## Goal of the exercise
Could you extract every entry below and reproduce it exactly?

## Data records

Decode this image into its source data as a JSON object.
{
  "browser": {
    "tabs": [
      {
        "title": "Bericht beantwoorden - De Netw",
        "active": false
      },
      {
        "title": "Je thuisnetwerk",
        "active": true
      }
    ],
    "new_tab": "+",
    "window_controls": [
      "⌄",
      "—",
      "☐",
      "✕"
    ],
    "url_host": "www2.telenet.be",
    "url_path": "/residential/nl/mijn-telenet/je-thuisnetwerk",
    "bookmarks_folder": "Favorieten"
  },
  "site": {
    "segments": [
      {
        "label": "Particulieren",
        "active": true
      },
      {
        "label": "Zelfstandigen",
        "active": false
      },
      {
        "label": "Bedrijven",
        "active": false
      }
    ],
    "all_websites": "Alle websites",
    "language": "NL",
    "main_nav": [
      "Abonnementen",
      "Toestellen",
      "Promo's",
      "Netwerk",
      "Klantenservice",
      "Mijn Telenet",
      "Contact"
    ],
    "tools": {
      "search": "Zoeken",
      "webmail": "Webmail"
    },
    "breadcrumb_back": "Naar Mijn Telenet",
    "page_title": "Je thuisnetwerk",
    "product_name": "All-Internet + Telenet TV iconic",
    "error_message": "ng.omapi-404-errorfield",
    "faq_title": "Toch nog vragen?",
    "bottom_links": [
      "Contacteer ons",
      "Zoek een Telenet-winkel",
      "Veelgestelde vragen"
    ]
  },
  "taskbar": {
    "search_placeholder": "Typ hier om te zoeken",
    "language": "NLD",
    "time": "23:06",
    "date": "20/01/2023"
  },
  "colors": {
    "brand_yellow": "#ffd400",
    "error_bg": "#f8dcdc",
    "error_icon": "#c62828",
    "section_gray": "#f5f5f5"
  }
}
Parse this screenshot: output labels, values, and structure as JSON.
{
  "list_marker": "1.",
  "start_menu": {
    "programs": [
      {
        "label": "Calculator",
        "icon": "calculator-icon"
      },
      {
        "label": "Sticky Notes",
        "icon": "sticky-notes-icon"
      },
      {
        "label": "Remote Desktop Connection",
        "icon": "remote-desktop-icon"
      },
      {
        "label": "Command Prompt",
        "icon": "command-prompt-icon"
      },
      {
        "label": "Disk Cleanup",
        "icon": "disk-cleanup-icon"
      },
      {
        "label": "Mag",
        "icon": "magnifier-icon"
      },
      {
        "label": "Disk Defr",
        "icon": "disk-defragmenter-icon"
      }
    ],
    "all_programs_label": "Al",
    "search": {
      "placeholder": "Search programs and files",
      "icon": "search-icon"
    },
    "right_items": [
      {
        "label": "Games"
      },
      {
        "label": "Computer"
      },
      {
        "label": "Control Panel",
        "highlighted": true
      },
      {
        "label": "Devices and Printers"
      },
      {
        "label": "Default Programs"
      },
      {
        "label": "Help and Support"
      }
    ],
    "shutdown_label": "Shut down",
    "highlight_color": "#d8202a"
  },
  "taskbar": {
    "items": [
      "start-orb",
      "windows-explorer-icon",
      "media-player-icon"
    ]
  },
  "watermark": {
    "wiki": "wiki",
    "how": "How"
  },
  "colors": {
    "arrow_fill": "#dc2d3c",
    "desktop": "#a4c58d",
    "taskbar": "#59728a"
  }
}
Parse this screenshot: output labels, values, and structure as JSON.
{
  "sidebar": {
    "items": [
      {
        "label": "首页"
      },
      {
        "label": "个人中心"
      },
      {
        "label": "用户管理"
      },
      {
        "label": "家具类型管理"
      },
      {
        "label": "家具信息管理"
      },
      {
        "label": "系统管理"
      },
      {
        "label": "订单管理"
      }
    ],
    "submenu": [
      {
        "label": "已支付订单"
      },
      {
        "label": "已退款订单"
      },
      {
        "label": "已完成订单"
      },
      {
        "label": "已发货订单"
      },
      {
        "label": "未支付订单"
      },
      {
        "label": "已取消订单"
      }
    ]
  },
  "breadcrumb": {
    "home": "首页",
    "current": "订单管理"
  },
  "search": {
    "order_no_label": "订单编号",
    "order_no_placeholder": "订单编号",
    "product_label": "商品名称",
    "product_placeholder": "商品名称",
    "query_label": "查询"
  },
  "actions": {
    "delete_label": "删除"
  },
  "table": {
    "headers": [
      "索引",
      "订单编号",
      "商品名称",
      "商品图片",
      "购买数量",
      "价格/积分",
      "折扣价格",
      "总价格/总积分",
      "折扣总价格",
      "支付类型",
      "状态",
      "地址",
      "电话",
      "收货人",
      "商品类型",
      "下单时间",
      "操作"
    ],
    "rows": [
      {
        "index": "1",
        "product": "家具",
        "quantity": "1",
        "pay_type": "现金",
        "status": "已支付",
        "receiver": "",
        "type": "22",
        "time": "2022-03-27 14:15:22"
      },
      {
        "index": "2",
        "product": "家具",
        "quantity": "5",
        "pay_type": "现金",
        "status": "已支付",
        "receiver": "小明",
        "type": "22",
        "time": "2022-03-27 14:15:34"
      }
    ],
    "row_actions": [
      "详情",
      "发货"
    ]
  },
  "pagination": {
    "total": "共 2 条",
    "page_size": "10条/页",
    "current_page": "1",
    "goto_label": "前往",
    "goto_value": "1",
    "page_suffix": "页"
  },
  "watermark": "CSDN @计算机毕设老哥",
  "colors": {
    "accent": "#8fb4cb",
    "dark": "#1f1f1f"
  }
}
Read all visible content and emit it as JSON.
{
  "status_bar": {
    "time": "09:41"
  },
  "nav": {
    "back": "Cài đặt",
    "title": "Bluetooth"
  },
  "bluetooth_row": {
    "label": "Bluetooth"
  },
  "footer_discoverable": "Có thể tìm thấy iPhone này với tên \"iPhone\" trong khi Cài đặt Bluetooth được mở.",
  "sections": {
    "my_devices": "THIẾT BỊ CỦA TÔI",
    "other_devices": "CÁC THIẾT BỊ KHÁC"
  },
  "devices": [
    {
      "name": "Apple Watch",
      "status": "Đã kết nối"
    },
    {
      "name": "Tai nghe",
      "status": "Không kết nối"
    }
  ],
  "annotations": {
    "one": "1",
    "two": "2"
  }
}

## Final result
Decode this image into its source data as a JSON object.
{
  "browser": {
    "tabs": [
      {
        "title": "Bericht beantwoorden - De Netw",
        "active": false
      },
      {
        "title": "Je thuisnetwerk",
        "active": true
      }
    ],
    "new_tab": "+",
    "window_controls": [
      "⌄",
      "—",
      "☐",
      "✕"
    ],
    "url_host": "www2.telenet.be",
    "url_path": "/residential/nl/mijn-telenet/je-thuisnetwerk",
    "bookmarks_folder": "Favorieten"
  },
  "site": {
    "segments": [
      {
        "label": "Particulieren",
        "active": true
      },
      {
        "label": "Zelfstandigen",
        "active": false
      },
      {
        "label": "Bedrijven",
        "active": false
      }
    ],
    "all_websites": "Alle websites",
    "language": "NL",
    "main_nav": [
      "Abonnementen",
      "Toestellen",
      "Promo's",
      "Netwerk",
      "Klantenservice",
      "Mijn Telenet",
      "Contact"
    ],
    "tools": {
      "search": "Zoeken",
      "webmail": "Webmail"
    },
    "breadcrumb_back": "Naar Mijn Telenet",
    "page_title": "Je thuisnetwerk",
    "product_name": "All-Internet + Telenet TV iconic",
    "error_message": "ng.omapi-404-errorfield",
    "faq_title": "Toch nog vragen?",
    "bottom_links": [
      "Contacteer ons",
      "Zoek een Telenet-winkel",
      "Veelgestelde vragen"
    ]
  },
  "taskbar": {
    "search_placeholder": "Typ hier om te zoeken",
    "language": "NLD",
    "time": "23:06",
    "date": "20/01/2023"
  },
  "colors": {
    "brand_yellow": "#ffd400",
    "error_bg": "#f8dcdc",
    "error_icon": "#c62828",
    "section_gray": "#f5f5f5"
  }
}
Parse this screenshot: output labels, values, and structure as JSON.
{
  "list_marker": "1.",
  "start_menu": {
    "programs": [
      {
        "label": "Calculator",
        "icon": "calculator-icon"
      },
      {
        "label": "Sticky Notes",
        "icon": "sticky-notes-icon"
      },
      {
        "label": "Remote Desktop Connection",
        "icon": "remote-desktop-icon"
      },
      {
        "label": "Command Prompt",
        "icon": "command-prompt-icon"
      },
      {
        "label": "Disk Cleanup",
        "icon": "disk-cleanup-icon"
      },
      {
        "label": "Mag",
        "icon": "magnifier-icon"
      },
      {
        "label": "Disk Defr",
        "icon": "disk-defragmenter-icon"
      }
    ],
    "all_programs_label": "Al",
    "search": {
      "placeholder": "Search programs and files",
      "icon": "search-icon"
    },
    "right_items": [
      {
        "label": "Games"
      },
      {
        "label": "Computer"
      },
      {
        "label": "Control Panel",
        "highlighted": true
      },
      {
        "label": "Devices and Printers"
      },
      {
        "label": "Default Programs"
      },
      {
        "label": "Help and Support"
      }
    ],
    "shutdown_label": "Shut down",
    "highlight_color": "#d8202a"
  },
  "taskbar": {
    "items": [
      "start-orb",
      "windows-explorer-icon",
      "media-player-icon"
    ]
  },
  "watermark": {
    "wiki": "wiki",
    "how": "How"
  },
  "colors": {
    "arrow_fill": "#dc2d3c",
    "desktop": "#a4c58d",
    "taskbar": "#59728a"
  }
}
Parse this screenshot: output labels, values, and structure as JSON.
{
  "sidebar": {
    "items": [
      {
        "label": "首页"
      },
      {
        "label": "个人中心"
      },
      {
        "label": "用户管理"
      },
      {
        "label": "家具类型管理"
      },
      {
        "label": "家具信息管理"
      },
      {
        "label": "系统管理"
      },
      {
        "label": "订单管理"
      }
    ],
    "submenu": [
      {
        "label": "已支付订单"
      },
      {
        "label": "已退款订单"
      },
      {
        "label": "已完成订单"
      },
      {
        "label": "已发货订单"
      },
      {
        "label": "未支付订单"
      },
      {
        "label": "已取消订单"
      }
    ]
  },
  "breadcrumb": {
    "home": "首页",
    "current": "订单管理"
  },
  "search": {
    "order_no_label": "订单编号",
    "order_no_placeholder": "订单编号",
    "product_label": "商品名称",
    "product_placeholder": "商品名称",
    "query_label": "查询"
  },
  "actions": {
    "delete_label": "删除"
  },
  "table": {
    "headers": [
      "索引",
      "订单编号",
      "商品名称",
      "商品图片",
      "购买数量",
      "价格/积分",
      "折扣价格",
      "总价格/总积分",
      "折扣总价格",
      "支付类型",
      "状态",
      "地址",
      "电话",
      "收货人",
      "商品类型",
      "下单时间",
      "操作"
    ],
    "rows": [
      {
        "index": "1",
        "product": "家具",
        "quantity": "1",
        "pay_type": "现金",
        "status": "已支付",
        "receiver": "",
        "type": "22",
        "time": "2022-03-27 14:15:22"
      },
      {
        "index": "2",
        "product": "家具",
        "quantity": "5",
        "pay_type": "现金",
        "status": "已支付",
        "receiver": "小明",
        "type": "22",
        "time": "2022-03-27 14:15:34"
      }
    ],
    "row_actions": [
      "详情",
      "发货"
    ]
  },
  "pagination": {
    "total": "共 2 条",
    "page_size": "10条/页",
    "current_page": "1",
    "goto_label": "前往",
    "goto_value": "1",
    "page_suffix": "页"
  },
  "watermark": "CSDN @计算机毕设老哥",
  "colors": {
    "accent": "#8fb4cb",
    "dark": "#1f1f1f"
  }
}
Read all visible content and emit it as JSON.
{
  "status_bar": {
    "time": "09:41"
  },
  "nav": {
    "back": "Cài đặt",
    "title": "Bluetooth"
  },
  "bluetooth_row": {
    "label": "Bluetooth"
  },
  "footer_discoverable": "Có thể tìm thấy iPhone này với tên \"iPhone\" trong khi Cài đặt Bluetooth được mở.",
  "sections": {
    "my_devices": "THIẾT BỊ CỦA TÔI",
    "other_devices": "CÁC THIẾT BỊ KHÁC"
  },
  "devices": [
    {
      "name": "Apple Watch",
      "status": "Đã kết nối"
    },
    {
      "name": "Tai nghe",
      "status": "Không kết nối"
    }
  ],
  "annotations": {
    "one": "1",
    "two": "2"
  }
}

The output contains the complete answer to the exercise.